▸ 文件片段
Skip to content

yanyoulin/HLS-study-project

Folders and files

NameName
Last commit message
Last commit date

Latest commit

 

History

44 Commits
 
 
 
 
 
 
 
 
 
 
 
 

Repository files navigation

HLS-study-project

Vitis HLS 2024.2
part=xcku035-fbva676-2-e

什麼是HLS

將高階語言的演算法轉換為RTL代碼,進一步用於FPGA的硬體實現

HLS pragma

pragma是用來向Vitis HLS提供指令的關鍵字,幫助優化硬體設計並控制生成的RTL代碼的行為。這些指令可以用來進行性能調整、資源分配以及設計流程的優化
以下是我目前研究及使用過的pragma(Vitis HLS官網也有詳細說明):

pragma HLS pipeline

void sum_array(int in[8], int* out) {
#pragma HLS PIPELINE
    int total = 0;
    for (int i = 0; i < 8; i++) {
        total += in[i];
    }
    *out = total;
}

將loop或是function以pipeline的形式結構執行,增加效率
image
pipeline讓多個操作分工並行執行,將一段運算「拆解成多個階段」,讓每個clock cycle都能輸入新的資料、產出新的結果
可以自行設定Initiation Interval(II):啟動新一次迭代所需的clock cycle,若II=1則效率最高

pragma HLS unroll

void sum_array_unroll(int in[8], int* out) {
    int total = 0;
    for (int i = 0; i < 8; i++) {
        #pragma HLS UNROLL
        total += in[i];
    }
    *out = total;
}

不同於pipeline,unroll將迴圈展開成多組平行運算單元。展開後,迴圈中每次迭代的操作會「同時」在硬體中執行,而不是像軟體那樣一個一個執行。
附上示意圖-擷取自網路
image
可以發現,unroll通常效率會高於pipeline(latency較低),同時也會消耗更多資源

pragma HLS array_partition

array_partition是一個對陣列資料做結構性分割的指令,用來將一個大陣列分割成多個小部分,讓它們可以在硬體中同時被存取
在硬體中,一個array預設只有一個port,同一時刻只能做一筆讀/寫。所有資料從同一記憶體來,就會造成爭用,讓 HLS 無法並行處理
解法:把array拆成多個memory slice,每slice各有port

#pragma HLS array_partition variable=<array_name> type=<partition_type> dim=<dimension>

type=complete(完全獨立)/block(分塊獨立)->需與factor搭配
dim->要分的是哪個維度

void sum_array_unroll(int in[8], int* out) {
#pragma HLS array_partition variable=in complete
    int total = 0;
    for (int i = 0; i < 8; i++) {
        #pragma HLS UNROLL
        total += in[i];
    }
    *out = total;
}

unroll常與array_partition做使用,因為unroll只是「告訴工具我想要展開」,但是否真的能展開,要看資料能不能同時被取用

pragma HLS DATAFLOW

它能讓多個function、loop在硬體中同時執行,就像是多個pipeline串起來一樣
經典用法:

#pragma HLS DATAFLOW

read_input(input_stream, buf);
compute(buf, result);
write_output(result, output_stream);
void dense_model(int W1[HIDDEN_DIM][IN_DIM], int W2[OUT_DIM][HIDDEN_DIM],
                 int b1[HIDDEN_DIM], int b2[OUT_DIM], int x[IN_DIM], int y[OUT_DIM]) {
#pragma HLS DATAFLOW
    int h[HIDDEN_DIM];
#pragma HLS array_partition variable=h complete

    dense1(W1, x, b1, h);
    dense2(W2, h, b2, y);
}

image

進入Vitis

  1. 建立一個專案環境,存放你未來建立的component
    image
  2. 可以建立component了
    image
    image
  3. 放入你要轉換的cpp檔,以及自己寫的testbench(也可以選擇先跳過)

▸ 任務目標
將上方這份 HLS 學習筆記中的一段原文一字不改地複製出來。從含有「dense1(W1, x, b1, h);」的文字開始,複製到「ench(也可以選擇先跳過)」為止。

▸ 展示資料
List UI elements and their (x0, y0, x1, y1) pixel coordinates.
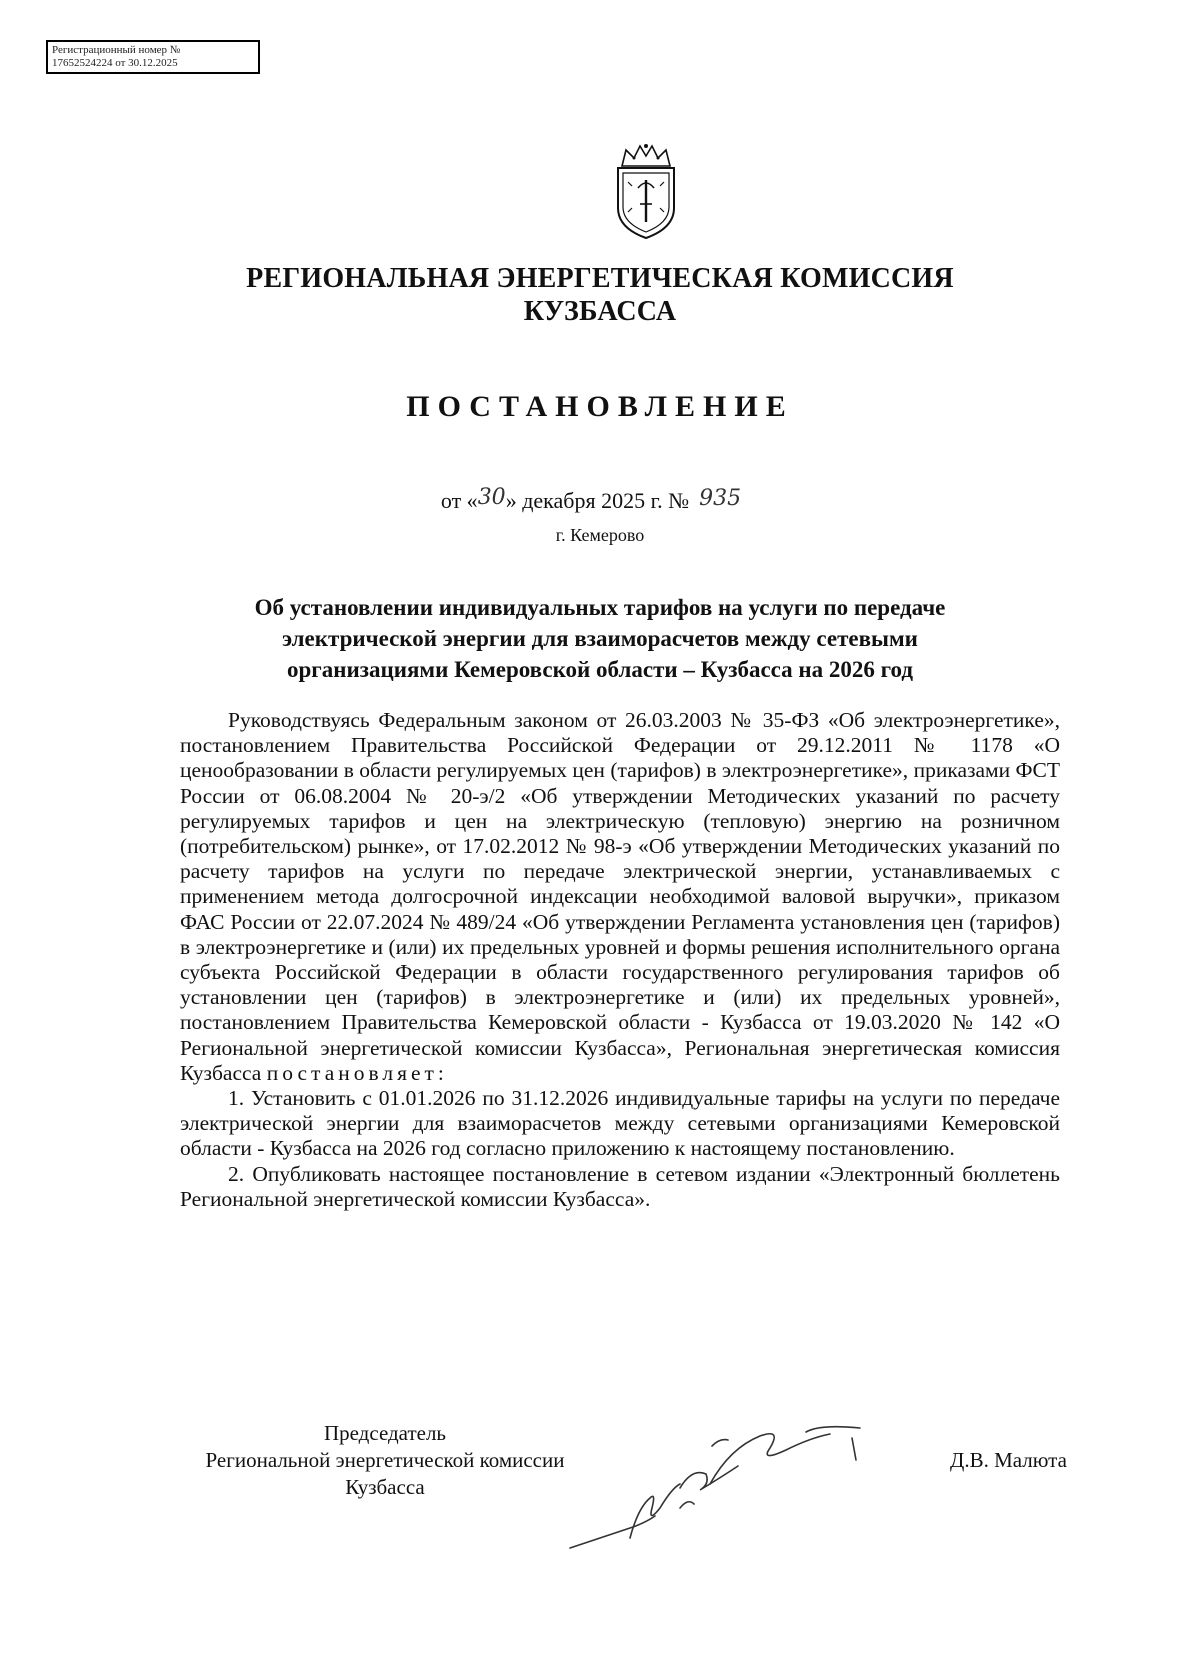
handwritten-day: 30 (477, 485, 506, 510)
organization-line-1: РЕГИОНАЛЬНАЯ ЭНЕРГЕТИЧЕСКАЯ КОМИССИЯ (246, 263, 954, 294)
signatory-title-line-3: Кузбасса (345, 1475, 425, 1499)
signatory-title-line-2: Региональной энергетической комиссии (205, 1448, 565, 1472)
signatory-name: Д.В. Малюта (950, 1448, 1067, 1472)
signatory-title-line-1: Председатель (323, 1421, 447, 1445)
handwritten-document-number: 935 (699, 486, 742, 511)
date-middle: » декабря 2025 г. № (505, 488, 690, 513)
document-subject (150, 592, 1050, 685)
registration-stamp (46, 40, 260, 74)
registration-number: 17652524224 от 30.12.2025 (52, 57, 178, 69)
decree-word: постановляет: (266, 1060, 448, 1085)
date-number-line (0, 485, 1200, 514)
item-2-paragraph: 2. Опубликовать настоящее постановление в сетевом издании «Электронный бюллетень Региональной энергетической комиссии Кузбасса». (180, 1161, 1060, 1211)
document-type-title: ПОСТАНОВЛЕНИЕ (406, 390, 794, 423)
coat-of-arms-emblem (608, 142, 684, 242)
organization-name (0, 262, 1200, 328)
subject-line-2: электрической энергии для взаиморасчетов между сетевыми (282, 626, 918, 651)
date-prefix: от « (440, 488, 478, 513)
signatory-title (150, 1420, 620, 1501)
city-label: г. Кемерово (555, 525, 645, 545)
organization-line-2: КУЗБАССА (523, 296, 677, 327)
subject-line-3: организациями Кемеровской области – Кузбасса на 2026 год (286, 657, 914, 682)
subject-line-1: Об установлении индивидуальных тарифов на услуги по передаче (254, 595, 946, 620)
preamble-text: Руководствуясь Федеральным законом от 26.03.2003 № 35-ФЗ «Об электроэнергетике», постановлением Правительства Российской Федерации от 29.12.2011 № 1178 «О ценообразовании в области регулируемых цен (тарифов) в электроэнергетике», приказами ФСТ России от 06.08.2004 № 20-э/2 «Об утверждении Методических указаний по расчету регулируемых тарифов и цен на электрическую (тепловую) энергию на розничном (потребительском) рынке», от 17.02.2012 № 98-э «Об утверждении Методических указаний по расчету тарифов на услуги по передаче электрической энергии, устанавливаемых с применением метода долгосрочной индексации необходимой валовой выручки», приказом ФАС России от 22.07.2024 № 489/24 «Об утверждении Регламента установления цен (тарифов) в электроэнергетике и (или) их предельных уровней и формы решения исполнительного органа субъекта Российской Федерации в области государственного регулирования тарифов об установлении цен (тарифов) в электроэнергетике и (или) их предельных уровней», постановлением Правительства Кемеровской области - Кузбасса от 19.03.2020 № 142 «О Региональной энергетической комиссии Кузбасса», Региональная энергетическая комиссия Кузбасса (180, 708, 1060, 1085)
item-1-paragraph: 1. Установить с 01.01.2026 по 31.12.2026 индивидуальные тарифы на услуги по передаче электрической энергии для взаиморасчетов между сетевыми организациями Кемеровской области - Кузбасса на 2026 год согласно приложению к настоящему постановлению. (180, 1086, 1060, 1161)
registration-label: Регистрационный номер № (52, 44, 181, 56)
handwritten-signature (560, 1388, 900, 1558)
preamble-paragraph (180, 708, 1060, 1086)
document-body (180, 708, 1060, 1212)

▸ 正確輸出
dense1(W1, x, b1, h);
    dense2(W2, h, b2, y);
}

image

進入Vitis

  1. 建立一個專案環境,存放你未來建立的component
    image
  2. 可以建立component了
    image
    image
  3. 放入你要轉換的cpp檔,以及自己寫的testbench(也可以選擇先跳過)